**What you should do**. Without the pictures, reproduce the records that follow exactly.

# # #

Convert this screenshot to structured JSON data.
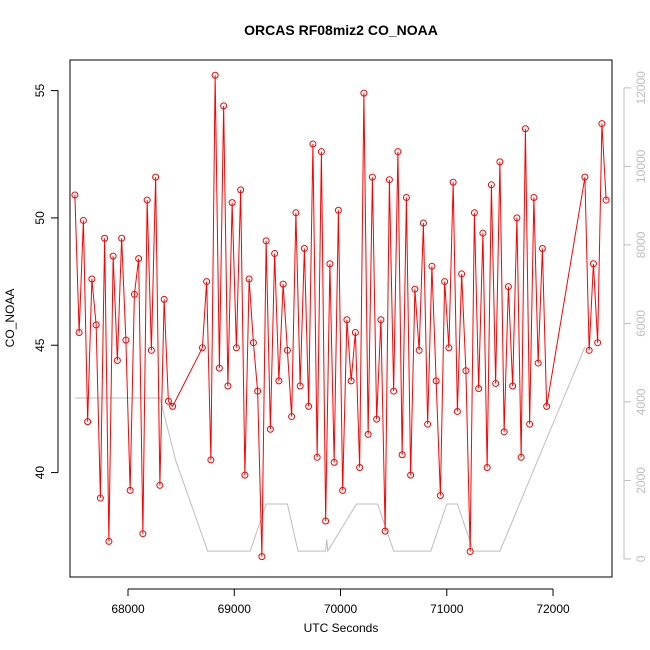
{
  "chart_data": {
    "type": "line",
    "title": "ORCAS RF08miz2 CO_NOAA",
    "xlabel": "UTC Seconds",
    "ylabel": "CO_NOAA",
    "xlim": [
      67454,
      72555
    ],
    "ylim": [
      35.9,
      56.2
    ],
    "y2lim": [
      -460,
      12710
    ],
    "xticks": [
      68000,
      69000,
      70000,
      71000,
      72000
    ],
    "yticks": [
      40,
      45,
      50,
      55
    ],
    "y2ticks": [
      0,
      2000,
      4000,
      6000,
      8000,
      10000,
      12000
    ],
    "series": [
      {
        "color": "#ff0000",
        "markers": true,
        "x": [
          67500,
          67540,
          67580,
          67620,
          67660,
          67700,
          67740,
          67780,
          67820,
          67860,
          67900,
          67940,
          67980,
          68020,
          68060,
          68100,
          68140,
          68180,
          68220,
          68260,
          68300,
          68340,
          68380,
          68420,
          68700,
          68740,
          68780,
          68820,
          68860,
          68900,
          68940,
          68980,
          69020,
          69060,
          69100,
          69140,
          69180,
          69220,
          69260,
          69300,
          69340,
          69380,
          69420,
          69460,
          69500,
          69540,
          69580,
          69620,
          69660,
          69700,
          69740,
          69780,
          69820,
          69860,
          69900,
          69940,
          69980,
          70020,
          70060,
          70100,
          70140,
          70180,
          70220,
          70260,
          70300,
          70340,
          70380,
          70420,
          70460,
          70500,
          70540,
          70580,
          70620,
          70660,
          70700,
          70740,
          70780,
          70820,
          70860,
          70900,
          70940,
          70980,
          71020,
          71060,
          71100,
          71140,
          71180,
          71220,
          71260,
          71300,
          71340,
          71380,
          71420,
          71460,
          71500,
          71540,
          71580,
          71620,
          71660,
          71700,
          71740,
          71780,
          71820,
          71860,
          71900,
          71940,
          72300,
          72340,
          72380,
          72420,
          72460,
          72500
        ],
        "values": [
          50.9,
          45.5,
          49.9,
          42,
          47.6,
          45.8,
          39,
          49.2,
          37.3,
          48.5,
          44.4,
          49.2,
          45.2,
          39.3,
          47,
          48.4,
          37.6,
          50.7,
          44.8,
          51.6,
          39.5,
          46.8,
          42.8,
          42.6,
          44.9,
          47.5,
          40.5,
          55.6,
          44.1,
          54.4,
          43.4,
          50.6,
          44.9,
          51.1,
          39.9,
          47.6,
          45.1,
          43.2,
          36.7,
          49.1,
          41.7,
          48.6,
          43.6,
          47.4,
          44.8,
          42.2,
          50.2,
          43.4,
          48.8,
          42.6,
          52.9,
          40.6,
          52.6,
          38.1,
          48.2,
          40.4,
          50.3,
          39.3,
          46,
          43.6,
          45.5,
          40.2,
          54.9,
          41.5,
          51.6,
          42.1,
          46,
          37.7,
          51.5,
          43.2,
          52.6,
          40.7,
          50.8,
          39.9,
          47.2,
          44.8,
          49.8,
          41.9,
          48.1,
          43.6,
          39.1,
          47.5,
          44.9,
          51.4,
          42.4,
          47.8,
          44,
          36.9,
          50.2,
          43.3,
          49.4,
          40.2,
          51.3,
          43.5,
          52.2,
          41.6,
          47.3,
          43.4,
          50,
          40.6,
          53.5,
          41.9,
          50.8,
          44.3,
          48.8,
          42.6,
          51.6,
          44.8,
          48.2,
          45.1,
          53.7,
          50.7
        ]
      },
      {
        "color": "#bebebe",
        "axis": "y2",
        "markers": false,
        "x": [
          67500,
          68300,
          68450,
          68750,
          69150,
          69300,
          69500,
          69600,
          69850,
          69860,
          69870,
          69880,
          70150,
          70350,
          70500,
          70850,
          71000,
          71100,
          71250,
          71500,
          72300
        ],
        "values": [
          4100,
          4100,
          2500,
          200,
          200,
          1400,
          1400,
          200,
          200,
          200,
          500,
          200,
          1400,
          1400,
          200,
          200,
          1400,
          1400,
          200,
          200,
          5400
        ]
      }
    ]
  }
}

# # #

**Answer**.
Convert this screenshot to structured JSON data.
{
  "chart_data": {
    "type": "line",
    "title": "ORCAS RF08miz2 CO_NOAA",
    "xlabel": "UTC Seconds",
    "ylabel": "CO_NOAA",
    "xlim": [
      67454,
      72555
    ],
    "ylim": [
      35.9,
      56.2
    ],
    "y2lim": [
      -460,
      12710
    ],
    "xticks": [
      68000,
      69000,
      70000,
      71000,
      72000
    ],
    "yticks": [
      40,
      45,
      50,
      55
    ],
    "y2ticks": [
      0,
      2000,
      4000,
      6000,
      8000,
      10000,
      12000
    ],
    "series": [
      {
        "color": "#ff0000",
        "markers": true,
        "x": [
          67500,
          67540,
          67580,
          67620,
          67660,
          67700,
          67740,
          67780,
          67820,
          67860,
          67900,
          67940,
          67980,
          68020,
          68060,
          68100,
          68140,
          68180,
          68220,
          68260,
          68300,
          68340,
          68380,
          68420,
          68700,
          68740,
          68780,
          68820,
          68860,
          68900,
          68940,
          68980,
          69020,
          69060,
          69100,
          69140,
          69180,
          69220,
          69260,
          69300,
          69340,
          69380,
          69420,
          69460,
          69500,
          69540,
          69580,
          69620,
          69660,
          69700,
          69740,
          69780,
          69820,
          69860,
          69900,
          69940,
          69980,
          70020,
          70060,
          70100,
          70140,
          70180,
          70220,
          70260,
          70300,
          70340,
          70380,
          70420,
          70460,
          70500,
          70540,
          70580,
          70620,
          70660,
          70700,
          70740,
          70780,
          70820,
          70860,
          70900,
          70940,
          70980,
          71020,
          71060,
          71100,
          71140,
          71180,
          71220,
          71260,
          71300,
          71340,
          71380,
          71420,
          71460,
          71500,
          71540,
          71580,
          71620,
          71660,
          71700,
          71740,
          71780,
          71820,
          71860,
          71900,
          71940,
          72300,
          72340,
          72380,
          72420,
          72460,
          72500
        ],
        "values": [
          50.9,
          45.5,
          49.9,
          42,
          47.6,
          45.8,
          39,
          49.2,
          37.3,
          48.5,
          44.4,
          49.2,
          45.2,
          39.3,
          47,
          48.4,
          37.6,
          50.7,
          44.8,
          51.6,
          39.5,
          46.8,
          42.8,
          42.6,
          44.9,
          47.5,
          40.5,
          55.6,
          44.1,
          54.4,
          43.4,
          50.6,
          44.9,
          51.1,
          39.9,
          47.6,
          45.1,
          43.2,
          36.7,
          49.1,
          41.7,
          48.6,
          43.6,
          47.4,
          44.8,
          42.2,
          50.2,
          43.4,
          48.8,
          42.6,
          52.9,
          40.6,
          52.6,
          38.1,
          48.2,
          40.4,
          50.3,
          39.3,
          46,
          43.6,
          45.5,
          40.2,
          54.9,
          41.5,
          51.6,
          42.1,
          46,
          37.7,
          51.5,
          43.2,
          52.6,
          40.7,
          50.8,
          39.9,
          47.2,
          44.8,
          49.8,
          41.9,
          48.1,
          43.6,
          39.1,
          47.5,
          44.9,
          51.4,
          42.4,
          47.8,
          44,
          36.9,
          50.2,
          43.3,
          49.4,
          40.2,
          51.3,
          43.5,
          52.2,
          41.6,
          47.3,
          43.4,
          50,
          40.6,
          53.5,
          41.9,
          50.8,
          44.3,
          48.8,
          42.6,
          51.6,
          44.8,
          48.2,
          45.1,
          53.7,
          50.7
        ]
      },
      {
        "color": "#bebebe",
        "axis": "y2",
        "markers": false,
        "x": [
          67500,
          68300,
          68450,
          68750,
          69150,
          69300,
          69500,
          69600,
          69850,
          69860,
          69870,
          69880,
          70150,
          70350,
          70500,
          70850,
          71000,
          71100,
          71250,
          71500,
          72300
        ],
        "values": [
          4100,
          4100,
          2500,
          200,
          200,
          1400,
          1400,
          200,
          200,
          200,
          500,
          200,
          1400,
          1400,
          200,
          200,
          1400,
          1400,
          200,
          200,
          5400
        ]
      }
    ]
  }
}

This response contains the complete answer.